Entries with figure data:
-.-.-

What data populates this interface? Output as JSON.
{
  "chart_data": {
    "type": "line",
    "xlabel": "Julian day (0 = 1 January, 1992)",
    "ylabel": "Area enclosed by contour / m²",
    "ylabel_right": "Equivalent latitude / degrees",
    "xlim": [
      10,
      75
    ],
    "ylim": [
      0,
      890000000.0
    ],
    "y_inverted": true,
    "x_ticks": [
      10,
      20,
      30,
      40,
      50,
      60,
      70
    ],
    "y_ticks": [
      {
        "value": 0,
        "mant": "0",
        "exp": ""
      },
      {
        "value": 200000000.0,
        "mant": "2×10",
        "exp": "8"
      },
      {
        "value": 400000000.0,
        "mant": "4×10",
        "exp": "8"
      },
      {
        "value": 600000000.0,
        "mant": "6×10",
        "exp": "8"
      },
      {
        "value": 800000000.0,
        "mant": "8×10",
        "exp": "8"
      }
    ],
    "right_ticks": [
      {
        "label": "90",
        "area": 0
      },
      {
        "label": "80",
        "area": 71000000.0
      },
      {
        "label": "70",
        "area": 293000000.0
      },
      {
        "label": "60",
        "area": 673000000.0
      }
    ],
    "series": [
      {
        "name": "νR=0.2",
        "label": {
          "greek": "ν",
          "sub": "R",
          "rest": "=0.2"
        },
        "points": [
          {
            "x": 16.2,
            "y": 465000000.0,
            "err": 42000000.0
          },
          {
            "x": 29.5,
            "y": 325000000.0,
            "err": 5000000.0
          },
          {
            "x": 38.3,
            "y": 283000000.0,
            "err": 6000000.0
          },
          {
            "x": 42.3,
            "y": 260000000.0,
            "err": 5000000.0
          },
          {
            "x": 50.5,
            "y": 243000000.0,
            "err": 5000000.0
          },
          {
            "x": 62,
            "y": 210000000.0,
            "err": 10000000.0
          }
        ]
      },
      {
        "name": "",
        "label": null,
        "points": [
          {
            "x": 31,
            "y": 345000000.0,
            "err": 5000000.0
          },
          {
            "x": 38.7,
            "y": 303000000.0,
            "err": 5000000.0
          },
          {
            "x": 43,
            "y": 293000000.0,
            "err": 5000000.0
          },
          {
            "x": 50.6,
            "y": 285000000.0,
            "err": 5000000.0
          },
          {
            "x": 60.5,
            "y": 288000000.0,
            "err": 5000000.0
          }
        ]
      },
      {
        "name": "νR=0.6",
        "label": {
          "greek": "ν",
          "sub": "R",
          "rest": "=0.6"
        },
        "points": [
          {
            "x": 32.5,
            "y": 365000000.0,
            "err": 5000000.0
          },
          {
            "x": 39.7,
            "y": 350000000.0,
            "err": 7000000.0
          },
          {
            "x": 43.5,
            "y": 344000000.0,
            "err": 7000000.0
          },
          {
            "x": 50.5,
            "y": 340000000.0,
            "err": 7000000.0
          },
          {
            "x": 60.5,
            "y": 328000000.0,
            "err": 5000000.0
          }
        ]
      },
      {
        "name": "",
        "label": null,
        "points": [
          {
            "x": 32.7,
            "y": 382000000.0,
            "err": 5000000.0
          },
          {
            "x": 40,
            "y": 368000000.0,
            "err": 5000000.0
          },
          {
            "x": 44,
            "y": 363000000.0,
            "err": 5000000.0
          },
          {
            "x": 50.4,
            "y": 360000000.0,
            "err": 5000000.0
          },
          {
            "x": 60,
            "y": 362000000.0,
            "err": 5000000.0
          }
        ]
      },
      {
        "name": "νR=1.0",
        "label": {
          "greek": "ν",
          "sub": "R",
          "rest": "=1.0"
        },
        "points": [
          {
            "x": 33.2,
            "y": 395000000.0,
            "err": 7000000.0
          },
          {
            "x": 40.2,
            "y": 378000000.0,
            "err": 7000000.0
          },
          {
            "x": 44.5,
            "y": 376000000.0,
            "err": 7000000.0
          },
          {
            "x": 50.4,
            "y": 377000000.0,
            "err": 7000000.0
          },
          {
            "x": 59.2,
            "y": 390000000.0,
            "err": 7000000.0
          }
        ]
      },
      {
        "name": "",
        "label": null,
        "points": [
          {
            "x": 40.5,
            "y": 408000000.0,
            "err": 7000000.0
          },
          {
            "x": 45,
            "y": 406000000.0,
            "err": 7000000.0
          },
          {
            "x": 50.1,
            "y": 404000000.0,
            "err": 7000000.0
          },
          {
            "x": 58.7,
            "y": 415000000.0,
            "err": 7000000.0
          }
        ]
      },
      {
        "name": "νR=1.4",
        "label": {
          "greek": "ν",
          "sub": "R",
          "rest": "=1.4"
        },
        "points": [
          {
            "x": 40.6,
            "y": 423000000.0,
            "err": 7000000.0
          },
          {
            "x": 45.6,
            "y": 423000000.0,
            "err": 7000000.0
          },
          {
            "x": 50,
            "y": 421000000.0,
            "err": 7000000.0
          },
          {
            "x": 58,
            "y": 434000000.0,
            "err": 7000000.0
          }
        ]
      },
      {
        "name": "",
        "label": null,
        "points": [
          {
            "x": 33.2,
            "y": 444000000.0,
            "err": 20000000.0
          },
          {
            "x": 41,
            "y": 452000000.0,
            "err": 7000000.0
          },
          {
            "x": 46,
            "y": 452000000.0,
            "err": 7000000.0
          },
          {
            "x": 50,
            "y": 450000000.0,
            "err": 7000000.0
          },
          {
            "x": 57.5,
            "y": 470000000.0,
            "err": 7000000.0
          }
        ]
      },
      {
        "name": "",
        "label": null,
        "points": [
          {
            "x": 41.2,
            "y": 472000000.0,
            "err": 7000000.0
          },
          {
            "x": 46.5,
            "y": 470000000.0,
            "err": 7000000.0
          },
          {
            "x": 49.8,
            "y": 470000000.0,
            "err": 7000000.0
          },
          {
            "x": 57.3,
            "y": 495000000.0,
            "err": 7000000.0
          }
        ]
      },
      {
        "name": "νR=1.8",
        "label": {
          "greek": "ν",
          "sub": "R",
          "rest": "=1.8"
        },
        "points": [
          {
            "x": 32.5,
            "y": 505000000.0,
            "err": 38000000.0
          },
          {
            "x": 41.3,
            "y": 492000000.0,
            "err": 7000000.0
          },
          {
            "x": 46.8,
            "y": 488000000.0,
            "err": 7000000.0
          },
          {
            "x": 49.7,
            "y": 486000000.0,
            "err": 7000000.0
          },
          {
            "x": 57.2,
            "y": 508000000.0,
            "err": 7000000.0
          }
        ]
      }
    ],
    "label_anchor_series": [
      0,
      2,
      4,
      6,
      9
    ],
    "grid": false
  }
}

-.-.-

TASK BRIEF: Repeat every entry word for word.

OUTPUT:
What data populates this interface? Output as JSON.
{
  "chart_data": {
    "type": "line",
    "xlabel": "Julian day (0 = 1 January, 1992)",
    "ylabel": "Area enclosed by contour / m²",
    "ylabel_right": "Equivalent latitude / degrees",
    "xlim": [
      10,
      75
    ],
    "ylim": [
      0,
      890000000.0
    ],
    "y_inverted": true,
    "x_ticks": [
      10,
      20,
      30,
      40,
      50,
      60,
      70
    ],
    "y_ticks": [
      {
        "value": 0,
        "mant": "0",
        "exp": ""
      },
      {
        "value": 200000000.0,
        "mant": "2×10",
        "exp": "8"
      },
      {
        "value": 400000000.0,
        "mant": "4×10",
        "exp": "8"
      },
      {
        "value": 600000000.0,
        "mant": "6×10",
        "exp": "8"
      },
      {
        "value": 800000000.0,
        "mant": "8×10",
        "exp": "8"
      }
    ],
    "right_ticks": [
      {
        "label": "90",
        "area": 0
      },
      {
        "label": "80",
        "area": 71000000.0
      },
      {
        "label": "70",
        "area": 293000000.0
      },
      {
        "label": "60",
        "area": 673000000.0
      }
    ],
    "series": [
      {
        "name": "νR=0.2",
        "label": {
          "greek": "ν",
          "sub": "R",
          "rest": "=0.2"
        },
        "points": [
          {
            "x": 16.2,
            "y": 465000000.0,
            "err": 42000000.0
          },
          {
            "x": 29.5,
            "y": 325000000.0,
            "err": 5000000.0
          },
          {
            "x": 38.3,
            "y": 283000000.0,
            "err": 6000000.0
          },
          {
            "x": 42.3,
            "y": 260000000.0,
            "err": 5000000.0
          },
          {
            "x": 50.5,
            "y": 243000000.0,
            "err": 5000000.0
          },
          {
            "x": 62,
            "y": 210000000.0,
            "err": 10000000.0
          }
        ]
      },
      {
        "name": "",
        "label": null,
        "points": [
          {
            "x": 31,
            "y": 345000000.0,
            "err": 5000000.0
          },
          {
            "x": 38.7,
            "y": 303000000.0,
            "err": 5000000.0
          },
          {
            "x": 43,
            "y": 293000000.0,
            "err": 5000000.0
          },
          {
            "x": 50.6,
            "y": 285000000.0,
            "err": 5000000.0
          },
          {
            "x": 60.5,
            "y": 288000000.0,
            "err": 5000000.0
          }
        ]
      },
      {
        "name": "νR=0.6",
        "label": {
          "greek": "ν",
          "sub": "R",
          "rest": "=0.6"
        },
        "points": [
          {
            "x": 32.5,
            "y": 365000000.0,
            "err": 5000000.0
          },
          {
            "x": 39.7,
            "y": 350000000.0,
            "err": 7000000.0
          },
          {
            "x": 43.5,
            "y": 344000000.0,
            "err": 7000000.0
          },
          {
            "x": 50.5,
            "y": 340000000.0,
            "err": 7000000.0
          },
          {
            "x": 60.5,
            "y": 328000000.0,
            "err": 5000000.0
          }
        ]
      },
      {
        "name": "",
        "label": null,
        "points": [
          {
            "x": 32.7,
            "y": 382000000.0,
            "err": 5000000.0
          },
          {
            "x": 40,
            "y": 368000000.0,
            "err": 5000000.0
          },
          {
            "x": 44,
            "y": 363000000.0,
            "err": 5000000.0
          },
          {
            "x": 50.4,
            "y": 360000000.0,
            "err": 5000000.0
          },
          {
            "x": 60,
            "y": 362000000.0,
            "err": 5000000.0
          }
        ]
      },
      {
        "name": "νR=1.0",
        "label": {
          "greek": "ν",
          "sub": "R",
          "rest": "=1.0"
        },
        "points": [
          {
            "x": 33.2,
            "y": 395000000.0,
            "err": 7000000.0
          },
          {
            "x": 40.2,
            "y": 378000000.0,
            "err": 7000000.0
          },
          {
            "x": 44.5,
            "y": 376000000.0,
            "err": 7000000.0
          },
          {
            "x": 50.4,
            "y": 377000000.0,
            "err": 7000000.0
          },
          {
            "x": 59.2,
            "y": 390000000.0,
            "err": 7000000.0
          }
        ]
      },
      {
        "name": "",
        "label": null,
        "points": [
          {
            "x": 40.5,
            "y": 408000000.0,
            "err": 7000000.0
          },
          {
            "x": 45,
            "y": 406000000.0,
            "err": 7000000.0
          },
          {
            "x": 50.1,
            "y": 404000000.0,
            "err": 7000000.0
          },
          {
            "x": 58.7,
            "y": 415000000.0,
            "err": 7000000.0
          }
        ]
      },
      {
        "name": "νR=1.4",
        "label": {
          "greek": "ν",
          "sub": "R",
          "rest": "=1.4"
        },
        "points": [
          {
            "x": 40.6,
            "y": 423000000.0,
            "err": 7000000.0
          },
          {
            "x": 45.6,
            "y": 423000000.0,
            "err": 7000000.0
          },
          {
            "x": 50,
            "y": 421000000.0,
            "err": 7000000.0
          },
          {
            "x": 58,
            "y": 434000000.0,
            "err": 7000000.0
          }
        ]
      },
      {
        "name": "",
        "label": null,
        "points": [
          {
            "x": 33.2,
            "y": 444000000.0,
            "err": 20000000.0
          },
          {
            "x": 41,
            "y": 452000000.0,
            "err": 7000000.0
          },
          {
            "x": 46,
            "y": 452000000.0,
            "err": 7000000.0
          },
          {
            "x": 50,
            "y": 450000000.0,
            "err": 7000000.0
          },
          {
            "x": 57.5,
            "y": 470000000.0,
            "err": 7000000.0
          }
        ]
      },
      {
        "name": "",
        "label": null,
        "points": [
          {
            "x": 41.2,
            "y": 472000000.0,
            "err": 7000000.0
          },
          {
            "x": 46.5,
            "y": 470000000.0,
            "err": 7000000.0
          },
          {
            "x": 49.8,
            "y": 470000000.0,
            "err": 7000000.0
          },
          {
            "x": 57.3,
            "y": 495000000.0,
            "err": 7000000.0
          }
        ]
      },
      {
        "name": "νR=1.8",
        "label": {
          "greek": "ν",
          "sub": "R",
          "rest": "=1.8"
        },
        "points": [
          {
            "x": 32.5,
            "y": 505000000.0,
            "err": 38000000.0
          },
          {
            "x": 41.3,
            "y": 492000000.0,
            "err": 7000000.0
          },
          {
            "x": 46.8,
            "y": 488000000.0,
            "err": 7000000.0
          },
          {
            "x": 49.7,
            "y": 486000000.0,
            "err": 7000000.0
          },
          {
            "x": 57.2,
            "y": 508000000.0,
            "err": 7000000.0
          }
        ]
      }
    ],
    "label_anchor_series": [
      0,
      2,
      4,
      6,
      9
    ],
    "grid": false
  }
}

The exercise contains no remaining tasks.